• **EXERCISE PROMPT**
Scan the lines and state how many carry "title". Leave out everything but the number.

Dataset listings of figures
%%

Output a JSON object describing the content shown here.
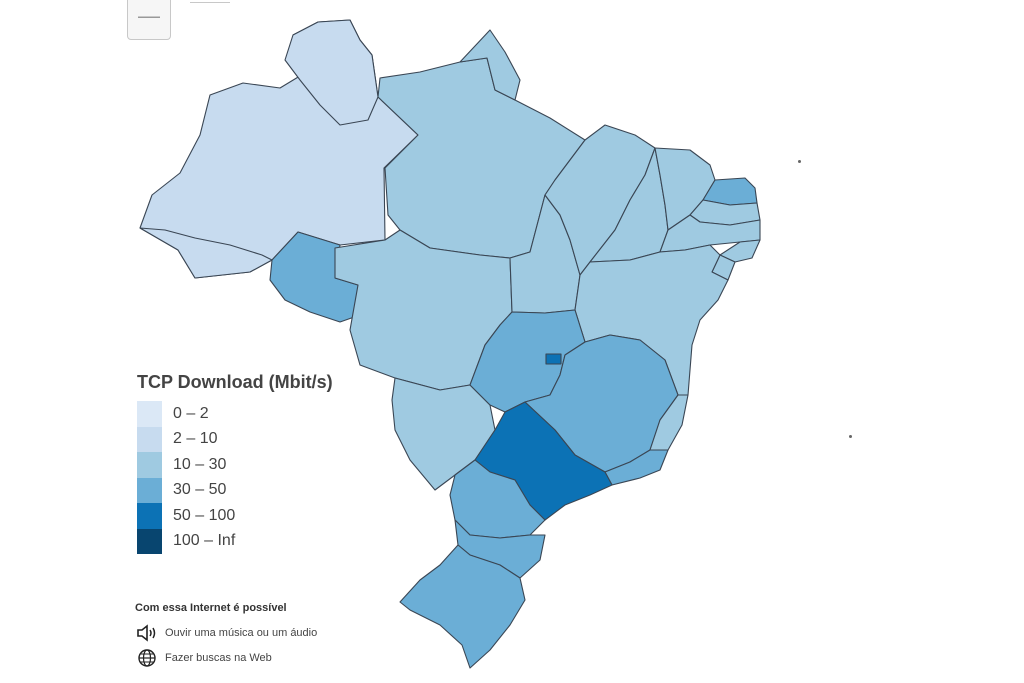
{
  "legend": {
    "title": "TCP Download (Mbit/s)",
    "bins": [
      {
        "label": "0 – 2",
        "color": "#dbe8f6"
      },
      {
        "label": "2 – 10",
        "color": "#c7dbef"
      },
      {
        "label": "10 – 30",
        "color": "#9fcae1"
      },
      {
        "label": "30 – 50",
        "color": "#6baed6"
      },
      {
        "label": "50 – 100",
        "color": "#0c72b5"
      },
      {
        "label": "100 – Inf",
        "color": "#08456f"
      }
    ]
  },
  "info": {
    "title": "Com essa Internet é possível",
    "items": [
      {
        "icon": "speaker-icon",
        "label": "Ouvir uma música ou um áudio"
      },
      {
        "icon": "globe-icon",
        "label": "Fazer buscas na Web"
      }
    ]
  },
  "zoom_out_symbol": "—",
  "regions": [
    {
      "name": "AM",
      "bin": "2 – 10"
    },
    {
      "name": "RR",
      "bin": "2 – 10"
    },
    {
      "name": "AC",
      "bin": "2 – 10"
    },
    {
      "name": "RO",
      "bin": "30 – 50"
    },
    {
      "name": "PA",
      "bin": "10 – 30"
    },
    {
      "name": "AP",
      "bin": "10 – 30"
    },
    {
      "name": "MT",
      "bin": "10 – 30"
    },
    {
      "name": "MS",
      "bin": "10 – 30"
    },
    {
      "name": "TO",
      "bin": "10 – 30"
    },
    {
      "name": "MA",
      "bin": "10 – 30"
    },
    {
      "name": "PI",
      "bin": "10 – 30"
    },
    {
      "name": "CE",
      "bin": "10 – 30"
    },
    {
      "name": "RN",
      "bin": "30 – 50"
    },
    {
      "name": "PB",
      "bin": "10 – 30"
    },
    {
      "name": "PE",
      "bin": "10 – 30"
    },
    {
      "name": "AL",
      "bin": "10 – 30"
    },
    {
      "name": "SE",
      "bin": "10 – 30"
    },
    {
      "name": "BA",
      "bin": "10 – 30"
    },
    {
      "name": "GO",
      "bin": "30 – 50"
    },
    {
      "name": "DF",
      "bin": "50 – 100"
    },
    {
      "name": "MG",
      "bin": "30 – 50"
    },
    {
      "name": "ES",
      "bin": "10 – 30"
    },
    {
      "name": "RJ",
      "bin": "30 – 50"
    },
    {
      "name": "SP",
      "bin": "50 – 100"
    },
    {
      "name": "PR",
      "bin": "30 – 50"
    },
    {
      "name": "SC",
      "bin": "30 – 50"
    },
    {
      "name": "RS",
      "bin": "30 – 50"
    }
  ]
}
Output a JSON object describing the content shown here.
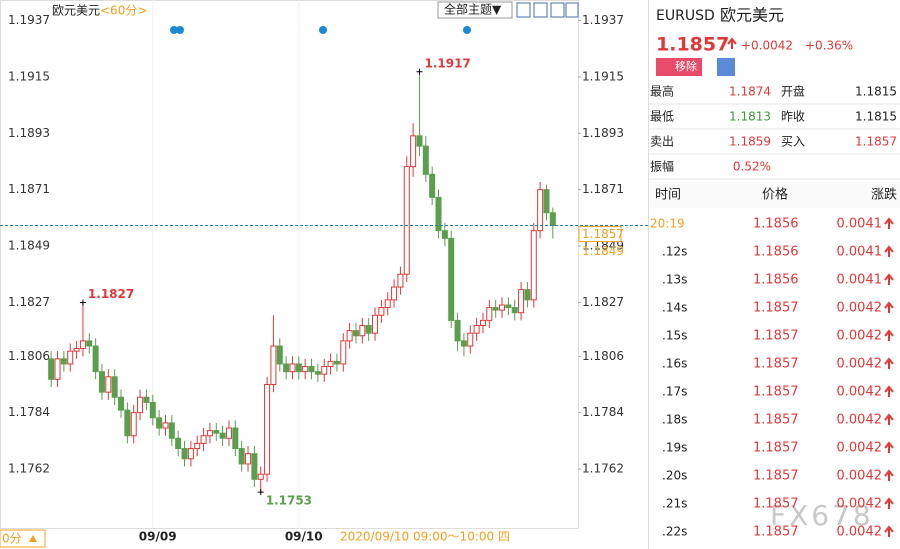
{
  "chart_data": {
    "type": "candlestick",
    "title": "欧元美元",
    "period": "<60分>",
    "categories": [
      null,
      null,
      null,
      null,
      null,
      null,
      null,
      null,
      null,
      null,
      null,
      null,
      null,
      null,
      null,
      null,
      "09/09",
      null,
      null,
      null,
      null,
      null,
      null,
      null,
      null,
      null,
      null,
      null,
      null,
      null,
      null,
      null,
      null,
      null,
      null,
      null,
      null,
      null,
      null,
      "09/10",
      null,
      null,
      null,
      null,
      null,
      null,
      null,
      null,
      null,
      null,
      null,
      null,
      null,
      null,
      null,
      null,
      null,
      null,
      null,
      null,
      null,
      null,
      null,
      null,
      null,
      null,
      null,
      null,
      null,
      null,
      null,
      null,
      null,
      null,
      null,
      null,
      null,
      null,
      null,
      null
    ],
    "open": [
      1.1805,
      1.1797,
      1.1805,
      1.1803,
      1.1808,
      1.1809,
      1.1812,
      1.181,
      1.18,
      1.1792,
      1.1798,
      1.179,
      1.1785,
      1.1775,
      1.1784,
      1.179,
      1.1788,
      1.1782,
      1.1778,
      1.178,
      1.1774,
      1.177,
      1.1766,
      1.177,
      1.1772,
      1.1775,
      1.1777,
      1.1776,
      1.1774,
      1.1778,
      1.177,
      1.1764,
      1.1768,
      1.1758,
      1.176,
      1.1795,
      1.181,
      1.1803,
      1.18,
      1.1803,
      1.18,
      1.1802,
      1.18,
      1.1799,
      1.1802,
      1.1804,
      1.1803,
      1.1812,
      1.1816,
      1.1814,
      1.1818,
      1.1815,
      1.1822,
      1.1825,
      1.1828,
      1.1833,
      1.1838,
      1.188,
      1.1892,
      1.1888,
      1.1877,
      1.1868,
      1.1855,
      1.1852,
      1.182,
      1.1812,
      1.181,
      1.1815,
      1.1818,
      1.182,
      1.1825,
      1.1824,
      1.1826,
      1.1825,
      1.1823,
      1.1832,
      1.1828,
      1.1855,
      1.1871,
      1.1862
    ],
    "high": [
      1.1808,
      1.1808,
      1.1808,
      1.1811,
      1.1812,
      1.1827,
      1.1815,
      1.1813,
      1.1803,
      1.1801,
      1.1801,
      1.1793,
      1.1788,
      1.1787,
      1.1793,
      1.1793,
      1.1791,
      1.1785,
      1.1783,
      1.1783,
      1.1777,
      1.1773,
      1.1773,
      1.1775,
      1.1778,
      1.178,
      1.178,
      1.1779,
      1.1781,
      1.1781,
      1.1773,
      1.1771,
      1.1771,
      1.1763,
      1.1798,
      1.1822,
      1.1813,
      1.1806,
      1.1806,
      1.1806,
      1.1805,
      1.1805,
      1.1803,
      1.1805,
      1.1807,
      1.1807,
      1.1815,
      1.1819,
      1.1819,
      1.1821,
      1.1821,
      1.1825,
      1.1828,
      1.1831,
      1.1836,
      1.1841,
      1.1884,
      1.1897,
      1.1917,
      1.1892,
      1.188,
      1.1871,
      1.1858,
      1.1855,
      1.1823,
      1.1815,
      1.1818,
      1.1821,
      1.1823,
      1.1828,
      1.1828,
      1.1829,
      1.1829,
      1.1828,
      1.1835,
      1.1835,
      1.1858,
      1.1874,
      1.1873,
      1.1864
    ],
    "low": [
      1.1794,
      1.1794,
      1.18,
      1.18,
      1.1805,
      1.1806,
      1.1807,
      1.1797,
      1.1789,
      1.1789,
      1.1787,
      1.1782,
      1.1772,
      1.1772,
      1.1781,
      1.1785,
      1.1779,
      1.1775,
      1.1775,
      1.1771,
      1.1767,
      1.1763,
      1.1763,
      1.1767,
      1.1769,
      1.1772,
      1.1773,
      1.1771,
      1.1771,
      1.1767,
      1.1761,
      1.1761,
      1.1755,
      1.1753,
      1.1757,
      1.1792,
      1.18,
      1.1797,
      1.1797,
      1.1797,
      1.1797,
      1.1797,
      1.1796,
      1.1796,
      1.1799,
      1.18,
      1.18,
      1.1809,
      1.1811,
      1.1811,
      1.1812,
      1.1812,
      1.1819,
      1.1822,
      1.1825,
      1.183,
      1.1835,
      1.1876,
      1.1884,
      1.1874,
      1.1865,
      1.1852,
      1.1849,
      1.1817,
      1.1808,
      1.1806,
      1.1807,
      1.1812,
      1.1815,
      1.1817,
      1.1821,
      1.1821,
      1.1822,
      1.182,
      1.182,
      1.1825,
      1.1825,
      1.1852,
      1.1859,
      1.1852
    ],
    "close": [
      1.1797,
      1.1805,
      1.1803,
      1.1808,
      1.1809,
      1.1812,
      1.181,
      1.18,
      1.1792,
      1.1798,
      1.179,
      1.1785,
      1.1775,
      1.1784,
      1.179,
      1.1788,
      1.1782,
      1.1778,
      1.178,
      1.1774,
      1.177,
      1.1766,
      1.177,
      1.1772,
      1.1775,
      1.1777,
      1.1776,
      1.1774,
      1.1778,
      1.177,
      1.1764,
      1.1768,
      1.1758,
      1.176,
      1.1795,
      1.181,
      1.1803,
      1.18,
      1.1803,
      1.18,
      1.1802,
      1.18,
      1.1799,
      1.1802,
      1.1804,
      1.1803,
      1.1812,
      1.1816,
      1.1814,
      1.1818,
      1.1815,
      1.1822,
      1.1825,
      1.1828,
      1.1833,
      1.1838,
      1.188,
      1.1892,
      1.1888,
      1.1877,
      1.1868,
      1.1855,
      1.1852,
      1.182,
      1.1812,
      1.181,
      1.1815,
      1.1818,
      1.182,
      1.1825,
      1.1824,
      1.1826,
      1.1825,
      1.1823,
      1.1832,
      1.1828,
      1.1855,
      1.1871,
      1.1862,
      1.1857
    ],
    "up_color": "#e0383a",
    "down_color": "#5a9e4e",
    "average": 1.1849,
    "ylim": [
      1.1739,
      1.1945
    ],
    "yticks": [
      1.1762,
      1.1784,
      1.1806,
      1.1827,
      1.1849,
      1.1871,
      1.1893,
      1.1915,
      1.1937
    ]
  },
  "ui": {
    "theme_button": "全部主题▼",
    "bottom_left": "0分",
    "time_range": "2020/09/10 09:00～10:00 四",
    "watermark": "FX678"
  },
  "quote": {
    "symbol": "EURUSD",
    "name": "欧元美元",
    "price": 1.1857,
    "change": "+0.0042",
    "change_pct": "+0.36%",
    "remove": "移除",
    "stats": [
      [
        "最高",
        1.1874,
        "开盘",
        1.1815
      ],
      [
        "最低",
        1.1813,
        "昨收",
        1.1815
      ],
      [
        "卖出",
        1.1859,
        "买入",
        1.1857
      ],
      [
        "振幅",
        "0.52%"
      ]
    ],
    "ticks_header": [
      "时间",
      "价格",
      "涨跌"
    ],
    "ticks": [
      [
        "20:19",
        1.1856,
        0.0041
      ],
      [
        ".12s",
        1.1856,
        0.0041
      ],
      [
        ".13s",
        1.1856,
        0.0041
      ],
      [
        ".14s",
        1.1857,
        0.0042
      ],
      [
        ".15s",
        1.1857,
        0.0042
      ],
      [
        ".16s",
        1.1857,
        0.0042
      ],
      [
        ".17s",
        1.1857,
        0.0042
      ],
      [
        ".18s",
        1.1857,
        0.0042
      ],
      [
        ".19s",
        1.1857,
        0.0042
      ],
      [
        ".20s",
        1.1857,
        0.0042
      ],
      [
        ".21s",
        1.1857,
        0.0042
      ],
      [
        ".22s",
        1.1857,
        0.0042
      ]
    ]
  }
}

%%

• **SOLUTION TO THIS EXERCISE**
3